WORK INSTRUCTIONS:
Please substitute "horizontal-tick-label" for every "x-tick-label" in the records below and reproduce them, leaving everything else unchanged.

-- BEGIN THE INPUT --

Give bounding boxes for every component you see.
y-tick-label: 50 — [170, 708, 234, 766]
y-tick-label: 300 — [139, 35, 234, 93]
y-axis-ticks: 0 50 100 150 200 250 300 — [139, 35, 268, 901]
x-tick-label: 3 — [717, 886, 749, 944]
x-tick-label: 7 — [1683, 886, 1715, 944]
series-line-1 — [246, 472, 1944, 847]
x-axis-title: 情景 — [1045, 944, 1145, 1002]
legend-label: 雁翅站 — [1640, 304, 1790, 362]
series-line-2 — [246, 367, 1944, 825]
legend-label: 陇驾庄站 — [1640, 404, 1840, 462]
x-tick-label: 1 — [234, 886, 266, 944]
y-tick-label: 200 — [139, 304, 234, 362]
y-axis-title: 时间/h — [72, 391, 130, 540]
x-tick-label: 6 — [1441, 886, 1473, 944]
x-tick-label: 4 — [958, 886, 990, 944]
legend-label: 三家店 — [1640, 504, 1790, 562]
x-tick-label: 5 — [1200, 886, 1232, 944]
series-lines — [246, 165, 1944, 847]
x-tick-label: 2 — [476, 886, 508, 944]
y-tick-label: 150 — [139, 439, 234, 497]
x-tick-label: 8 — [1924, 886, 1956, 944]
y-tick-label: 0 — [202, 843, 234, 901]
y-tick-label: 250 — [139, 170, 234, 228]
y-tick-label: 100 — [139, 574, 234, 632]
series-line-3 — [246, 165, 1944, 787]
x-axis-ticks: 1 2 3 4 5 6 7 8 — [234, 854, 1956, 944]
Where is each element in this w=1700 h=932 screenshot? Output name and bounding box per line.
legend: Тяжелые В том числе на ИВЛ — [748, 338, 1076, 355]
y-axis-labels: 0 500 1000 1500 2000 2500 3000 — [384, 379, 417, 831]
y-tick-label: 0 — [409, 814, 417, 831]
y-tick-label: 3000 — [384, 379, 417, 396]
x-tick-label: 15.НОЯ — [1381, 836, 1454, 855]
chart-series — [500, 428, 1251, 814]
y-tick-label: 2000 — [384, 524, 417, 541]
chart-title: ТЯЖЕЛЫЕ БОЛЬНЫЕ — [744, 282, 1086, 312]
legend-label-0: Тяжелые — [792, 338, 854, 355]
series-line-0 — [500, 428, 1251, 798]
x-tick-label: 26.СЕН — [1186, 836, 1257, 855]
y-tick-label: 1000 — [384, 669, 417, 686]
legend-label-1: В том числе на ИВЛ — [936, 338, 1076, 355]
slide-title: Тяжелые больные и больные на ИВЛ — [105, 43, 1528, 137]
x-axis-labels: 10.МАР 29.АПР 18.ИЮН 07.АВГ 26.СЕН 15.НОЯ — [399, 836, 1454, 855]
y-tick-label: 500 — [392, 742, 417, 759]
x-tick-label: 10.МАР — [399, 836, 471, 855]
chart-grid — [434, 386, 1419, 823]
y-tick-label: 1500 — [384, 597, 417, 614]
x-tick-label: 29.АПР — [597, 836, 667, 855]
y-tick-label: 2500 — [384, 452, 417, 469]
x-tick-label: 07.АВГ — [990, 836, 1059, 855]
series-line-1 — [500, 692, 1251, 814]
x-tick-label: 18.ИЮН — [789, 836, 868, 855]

-- END THE INPUT --

FULL ANSWER:
Give bounding boxes for every component you see.
y-tick-label: 50 — [170, 708, 234, 766]
y-tick-label: 300 — [139, 35, 234, 93]
y-axis-ticks: 0 50 100 150 200 250 300 — [139, 35, 268, 901]
horizontal-tick-label: 3 — [717, 886, 749, 944]
horizontal-tick-label: 7 — [1683, 886, 1715, 944]
series-line-1 — [246, 472, 1944, 847]
x-axis-title: 情景 — [1045, 944, 1145, 1002]
legend-label: 雁翅站 — [1640, 304, 1790, 362]
series-line-2 — [246, 367, 1944, 825]
legend-label: 陇驾庄站 — [1640, 404, 1840, 462]
horizontal-tick-label: 1 — [234, 886, 266, 944]
y-tick-label: 200 — [139, 304, 234, 362]
y-axis-title: 时间/h — [72, 391, 130, 540]
horizontal-tick-label: 6 — [1441, 886, 1473, 944]
horizontal-tick-label: 4 — [958, 886, 990, 944]
legend-label: 三家店 — [1640, 504, 1790, 562]
horizontal-tick-label: 5 — [1200, 886, 1232, 944]
series-lines — [246, 165, 1944, 847]
horizontal-tick-label: 2 — [476, 886, 508, 944]
y-tick-label: 150 — [139, 439, 234, 497]
horizontal-tick-label: 8 — [1924, 886, 1956, 944]
y-tick-label: 0 — [202, 843, 234, 901]
y-tick-label: 250 — [139, 170, 234, 228]
y-tick-label: 100 — [139, 574, 234, 632]
series-line-3 — [246, 165, 1944, 787]
x-axis-ticks: 1 2 3 4 5 6 7 8 — [234, 854, 1956, 944]
Where is each element in this w=1700 h=932 screenshot? Output name and bounding box per line.
legend: Тяжелые В том числе на ИВЛ — [748, 338, 1076, 355]
y-axis-labels: 0 500 1000 1500 2000 2500 3000 — [384, 379, 417, 831]
y-tick-label: 0 — [409, 814, 417, 831]
y-tick-label: 3000 — [384, 379, 417, 396]
horizontal-tick-label: 15.НОЯ — [1381, 836, 1454, 855]
chart-series — [500, 428, 1251, 814]
y-tick-label: 2000 — [384, 524, 417, 541]
chart-title: ТЯЖЕЛЫЕ БОЛЬНЫЕ — [744, 282, 1086, 312]
legend-label-0: Тяжелые — [792, 338, 854, 355]
series-line-0 — [500, 428, 1251, 798]
horizontal-tick-label: 26.СЕН — [1186, 836, 1257, 855]
y-tick-label: 1000 — [384, 669, 417, 686]
legend-label-1: В том числе на ИВЛ — [936, 338, 1076, 355]
slide-title: Тяжелые больные и больные на ИВЛ — [105, 43, 1528, 137]
x-axis-labels: 10.МАР 29.АПР 18.ИЮН 07.АВГ 26.СЕН 15.НОЯ — [399, 836, 1454, 855]
y-tick-label: 500 — [392, 742, 417, 759]
horizontal-tick-label: 10.МАР — [399, 836, 471, 855]
chart-grid — [434, 386, 1419, 823]
y-tick-label: 1500 — [384, 597, 417, 614]
horizontal-tick-label: 29.АПР — [597, 836, 667, 855]
y-tick-label: 2500 — [384, 452, 417, 469]
horizontal-tick-label: 07.АВГ — [990, 836, 1059, 855]
series-line-1 — [500, 692, 1251, 814]
horizontal-tick-label: 18.ИЮН — [789, 836, 868, 855]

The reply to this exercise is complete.